==== Raw records ====
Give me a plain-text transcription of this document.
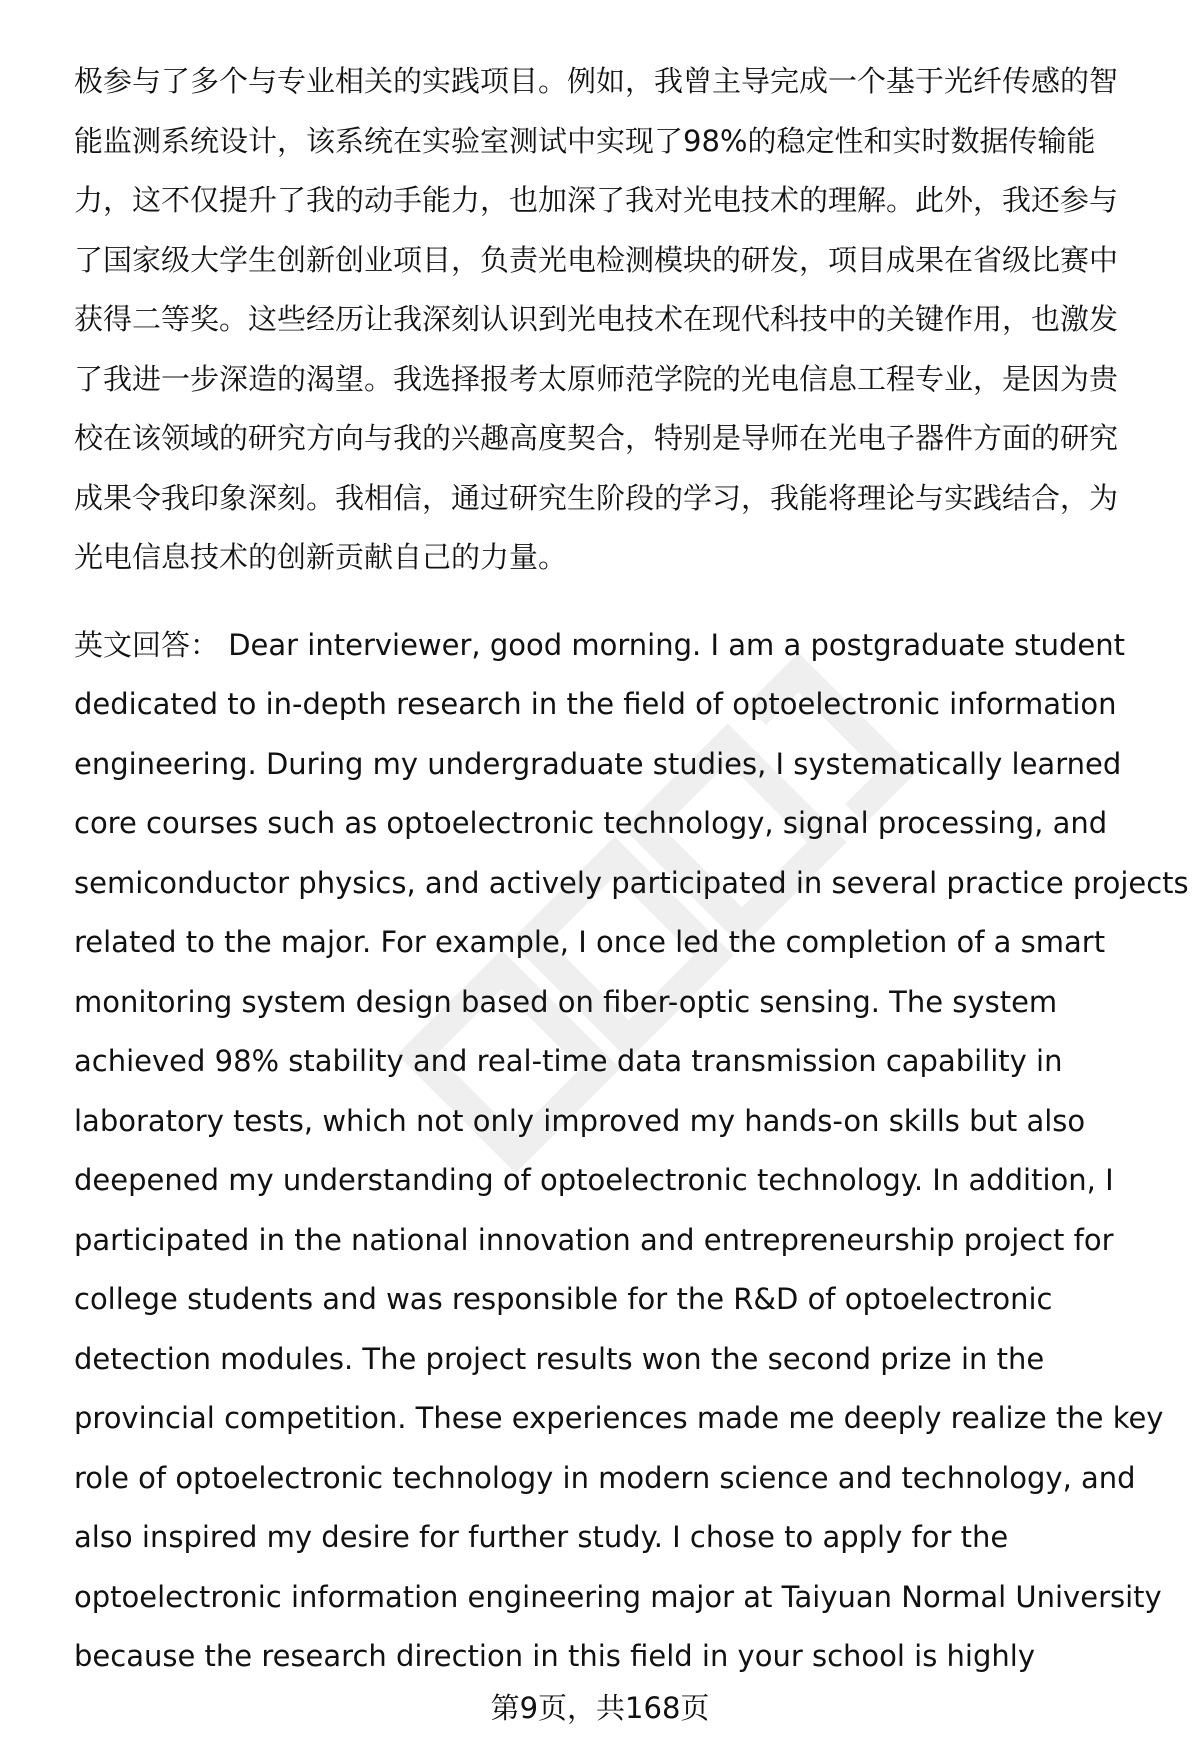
极参与了多个与专业相关的实践项目。例如，我曾主导完成一个基于光纤传感的智
能监测系统设计，该系统在实验室测试中实现了98%的稳定性和实时数据传输能
力，这不仅提升了我的动手能力，也加深了我对光电技术的理解。此外，我还参与
了国家级大学生创新创业项目，负责光电检测模块的研发，项目成果在省级比赛中
获得二等奖。这些经历让我深刻认识到光电技术在现代科技中的关键作用，也激发
了我进一步深造的渴望。我选择报考太原师范学院的光电信息工程专业，是因为贵
校在该领域的研究方向与我的兴趣高度契合，特别是导师在光电子器件方面的研究
成果令我印象深刻。我相信，通过研究生阶段的学习，我能将理论与实践结合，为
光电信息技术的创新贡献自己的力量。
英文回答： Dear interviewer, good morning. I am a postgraduate student
dedicated to in-depth research in the field of optoelectronic information
engineering. During my undergraduate studies, I systematically learned
core courses such as optoelectronic technology, signal processing, and
semiconductor physics, and actively participated in several practice projects
related to the major. For example, I once led the completion of a smart
monitoring system design based on fiber-optic sensing. The system
achieved 98% stability and real-time data transmission capability in
laboratory tests, which not only improved my hands-on skills but also
deepened my understanding of optoelectronic technology. In addition, I
participated in the national innovation and entrepreneurship project for
college students and was responsible for the R&D of optoelectronic
detection modules. The project results won the second prize in the
provincial competition. These experiences made me deeply realize the key
role of optoelectronic technology in modern science and technology, and
also inspired my desire for further study. I chose to apply for the
optoelectronic information engineering major at Taiyuan Normal University
because the research direction in this field in your school is highly
第9页，共168页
====
- [What to work on]: Copy the whole listing above word for word but do not carry over the pictures.

- [Result of this exercise]:
Give me a plain-text transcription of this document.
极参与了多个与专业相关的实践项目。例如，我曾主导完成一个基于光纤传感的智
能监测系统设计，该系统在实验室测试中实现了98%的稳定性和实时数据传输能
力，这不仅提升了我的动手能力，也加深了我对光电技术的理解。此外，我还参与
了国家级大学生创新创业项目，负责光电检测模块的研发，项目成果在省级比赛中
获得二等奖。这些经历让我深刻认识到光电技术在现代科技中的关键作用，也激发
了我进一步深造的渴望。我选择报考太原师范学院的光电信息工程专业，是因为贵
校在该领域的研究方向与我的兴趣高度契合，特别是导师在光电子器件方面的研究
成果令我印象深刻。我相信，通过研究生阶段的学习，我能将理论与实践结合，为
光电信息技术的创新贡献自己的力量。
英文回答： Dear interviewer, good morning. I am a postgraduate student
dedicated to in-depth research in the field of optoelectronic information
engineering. During my undergraduate studies, I systematically learned
core courses such as optoelectronic technology, signal processing, and
semiconductor physics, and actively participated in several practice projects
related to the major. For example, I once led the completion of a smart
monitoring system design based on fiber-optic sensing. The system
achieved 98% stability and real-time data transmission capability in
laboratory tests, which not only improved my hands-on skills but also
deepened my understanding of optoelectronic technology. In addition, I
participated in the national innovation and entrepreneurship project for
college students and was responsible for the R&D of optoelectronic
detection modules. The project results won the second prize in the
provincial competition. These experiences made me deeply realize the key
role of optoelectronic technology in modern science and technology, and
also inspired my desire for further study. I chose to apply for the
optoelectronic information engineering major at Taiyuan Normal University
because the research direction in this field in your school is highly
第9页，共168页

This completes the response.